* **WHAT YOU HAVE TO DO**:
Locate the word "created" in the data below, then copy every line that holds it.

* **DATA TO USE**:

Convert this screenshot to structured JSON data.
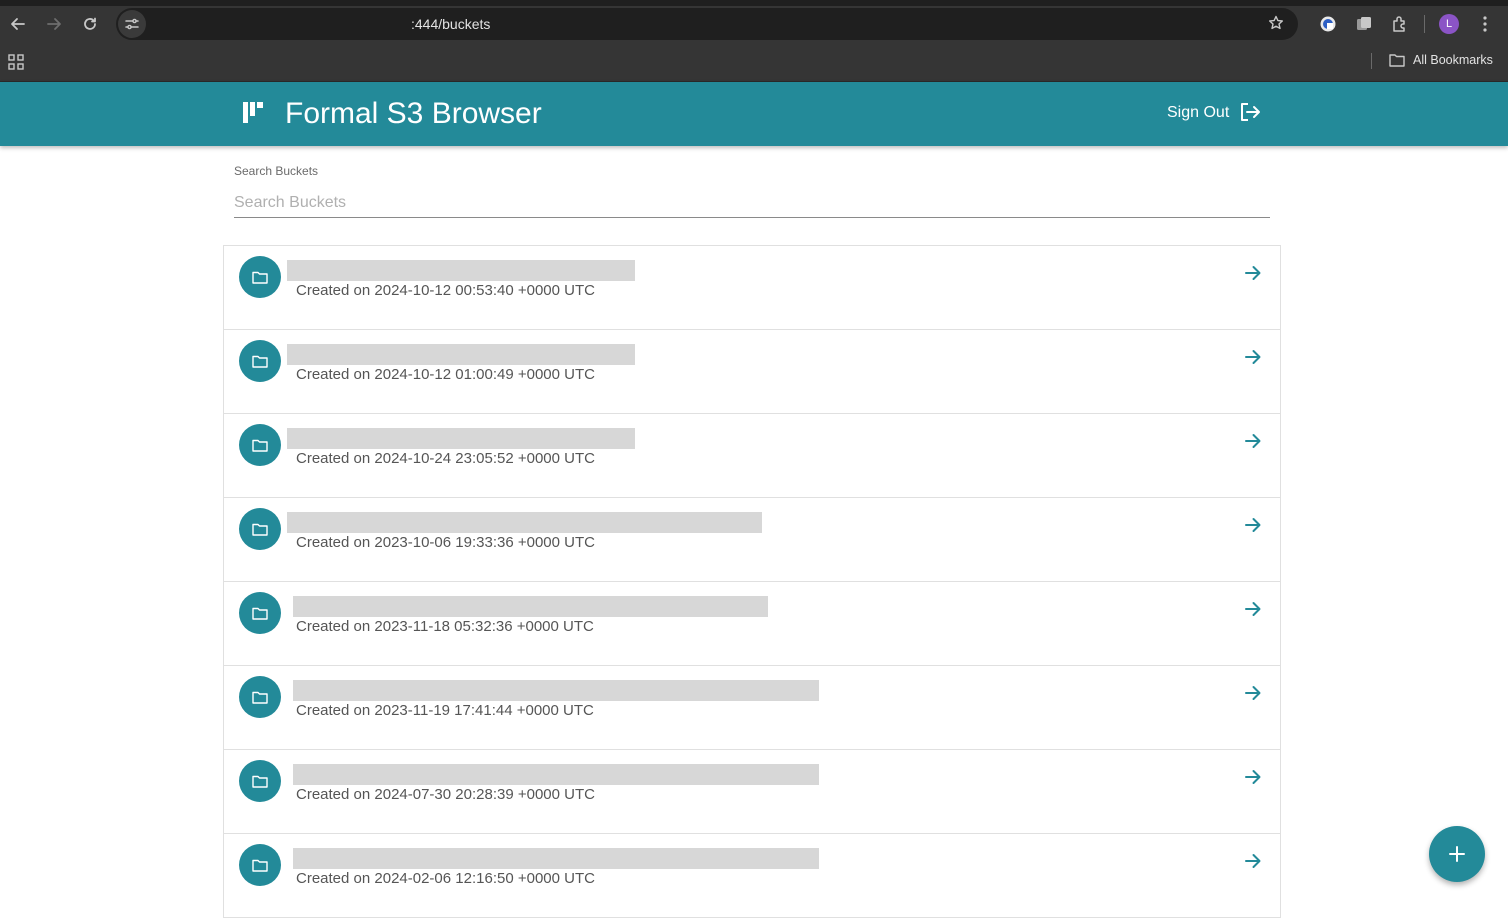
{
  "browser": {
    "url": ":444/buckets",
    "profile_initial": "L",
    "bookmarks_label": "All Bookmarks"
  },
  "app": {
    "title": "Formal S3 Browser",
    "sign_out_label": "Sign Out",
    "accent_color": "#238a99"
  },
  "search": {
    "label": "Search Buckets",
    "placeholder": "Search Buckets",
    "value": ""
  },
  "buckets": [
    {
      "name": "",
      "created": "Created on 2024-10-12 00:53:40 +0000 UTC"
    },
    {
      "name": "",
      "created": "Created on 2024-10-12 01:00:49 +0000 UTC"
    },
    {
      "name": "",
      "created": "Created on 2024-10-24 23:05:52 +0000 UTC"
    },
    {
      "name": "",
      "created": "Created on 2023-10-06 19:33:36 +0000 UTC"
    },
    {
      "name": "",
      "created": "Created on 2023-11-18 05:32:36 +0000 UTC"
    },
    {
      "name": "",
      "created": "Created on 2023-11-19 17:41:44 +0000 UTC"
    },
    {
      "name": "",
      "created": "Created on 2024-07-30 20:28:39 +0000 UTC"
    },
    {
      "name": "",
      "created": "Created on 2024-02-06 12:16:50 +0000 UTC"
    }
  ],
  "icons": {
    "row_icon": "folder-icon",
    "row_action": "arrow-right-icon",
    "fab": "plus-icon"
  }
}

* **RESPONSE TO THIS EXERCISE**:
      "created": "Created on 2024-10-12 00:53:40 +0000 UTC"
      "created": "Created on 2024-10-12 01:00:49 +0000 UTC"
      "created": "Created on 2024-10-24 23:05:52 +0000 UTC"
      "created": "Created on 2023-10-06 19:33:36 +0000 UTC"
      "created": "Created on 2023-11-18 05:32:36 +0000 UTC"
      "created": "Created on 2023-11-19 17:41:44 +0000 UTC"
      "created": "Created on 2024-07-30 20:28:39 +0000 UTC"
      "created": "Created on 2024-02-06 12:16:50 +0000 UTC"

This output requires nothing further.